WHAT NEEDS TO BE DONE
Copy out all of the material, matching it word for word.
<<<<
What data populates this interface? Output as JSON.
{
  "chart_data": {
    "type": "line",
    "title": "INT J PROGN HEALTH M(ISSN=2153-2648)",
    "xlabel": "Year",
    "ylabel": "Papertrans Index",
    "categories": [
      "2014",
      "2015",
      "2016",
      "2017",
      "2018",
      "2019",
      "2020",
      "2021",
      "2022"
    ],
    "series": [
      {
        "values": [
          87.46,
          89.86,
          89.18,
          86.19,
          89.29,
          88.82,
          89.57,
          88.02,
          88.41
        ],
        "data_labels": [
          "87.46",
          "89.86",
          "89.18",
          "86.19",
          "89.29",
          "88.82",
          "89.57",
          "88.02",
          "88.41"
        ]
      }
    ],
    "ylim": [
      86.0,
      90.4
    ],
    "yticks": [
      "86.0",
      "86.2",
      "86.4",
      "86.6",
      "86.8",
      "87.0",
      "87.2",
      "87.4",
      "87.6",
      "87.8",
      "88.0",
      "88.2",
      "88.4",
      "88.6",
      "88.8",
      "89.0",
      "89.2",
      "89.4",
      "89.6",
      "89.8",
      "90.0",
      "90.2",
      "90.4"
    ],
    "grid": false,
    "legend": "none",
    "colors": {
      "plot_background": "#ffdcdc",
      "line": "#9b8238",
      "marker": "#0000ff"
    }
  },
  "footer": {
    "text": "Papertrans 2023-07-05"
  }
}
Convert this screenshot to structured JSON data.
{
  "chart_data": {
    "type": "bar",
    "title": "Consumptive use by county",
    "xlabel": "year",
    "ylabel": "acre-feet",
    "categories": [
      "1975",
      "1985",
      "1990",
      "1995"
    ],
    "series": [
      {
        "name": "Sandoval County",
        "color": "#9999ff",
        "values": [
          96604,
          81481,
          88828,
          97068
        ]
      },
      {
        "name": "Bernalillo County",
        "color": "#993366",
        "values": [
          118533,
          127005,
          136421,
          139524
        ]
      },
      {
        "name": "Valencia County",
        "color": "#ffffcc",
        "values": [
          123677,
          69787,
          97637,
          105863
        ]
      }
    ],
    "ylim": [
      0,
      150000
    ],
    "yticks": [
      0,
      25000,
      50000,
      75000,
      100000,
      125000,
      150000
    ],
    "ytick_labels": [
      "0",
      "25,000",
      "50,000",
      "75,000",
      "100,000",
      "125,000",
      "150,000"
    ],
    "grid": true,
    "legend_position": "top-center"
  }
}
>>>>
SOLUTION
What data populates this interface? Output as JSON.
{
  "chart_data": {
    "type": "line",
    "title": "INT J PROGN HEALTH M(ISSN=2153-2648)",
    "xlabel": "Year",
    "ylabel": "Papertrans Index",
    "categories": [
      "2014",
      "2015",
      "2016",
      "2017",
      "2018",
      "2019",
      "2020",
      "2021",
      "2022"
    ],
    "series": [
      {
        "values": [
          87.46,
          89.86,
          89.18,
          86.19,
          89.29,
          88.82,
          89.57,
          88.02,
          88.41
        ],
        "data_labels": [
          "87.46",
          "89.86",
          "89.18",
          "86.19",
          "89.29",
          "88.82",
          "89.57",
          "88.02",
          "88.41"
        ]
      }
    ],
    "ylim": [
      86.0,
      90.4
    ],
    "yticks": [
      "86.0",
      "86.2",
      "86.4",
      "86.6",
      "86.8",
      "87.0",
      "87.2",
      "87.4",
      "87.6",
      "87.8",
      "88.0",
      "88.2",
      "88.4",
      "88.6",
      "88.8",
      "89.0",
      "89.2",
      "89.4",
      "89.6",
      "89.8",
      "90.0",
      "90.2",
      "90.4"
    ],
    "grid": false,
    "legend": "none",
    "colors": {
      "plot_background": "#ffdcdc",
      "line": "#9b8238",
      "marker": "#0000ff"
    }
  },
  "footer": {
    "text": "Papertrans 2023-07-05"
  }
}
Convert this screenshot to structured JSON data.
{
  "chart_data": {
    "type": "bar",
    "title": "Consumptive use by county",
    "xlabel": "year",
    "ylabel": "acre-feet",
    "categories": [
      "1975",
      "1985",
      "1990",
      "1995"
    ],
    "series": [
      {
        "name": "Sandoval County",
        "color": "#9999ff",
        "values": [
          96604,
          81481,
          88828,
          97068
        ]
      },
      {
        "name": "Bernalillo County",
        "color": "#993366",
        "values": [
          118533,
          127005,
          136421,
          139524
        ]
      },
      {
        "name": "Valencia County",
        "color": "#ffffcc",
        "values": [
          123677,
          69787,
          97637,
          105863
        ]
      }
    ],
    "ylim": [
      0,
      150000
    ],
    "yticks": [
      0,
      25000,
      50000,
      75000,
      100000,
      125000,
      150000
    ],
    "ytick_labels": [
      "0",
      "25,000",
      "50,000",
      "75,000",
      "100,000",
      "125,000",
      "150,000"
    ],
    "grid": true,
    "legend_position": "top-center"
  }
}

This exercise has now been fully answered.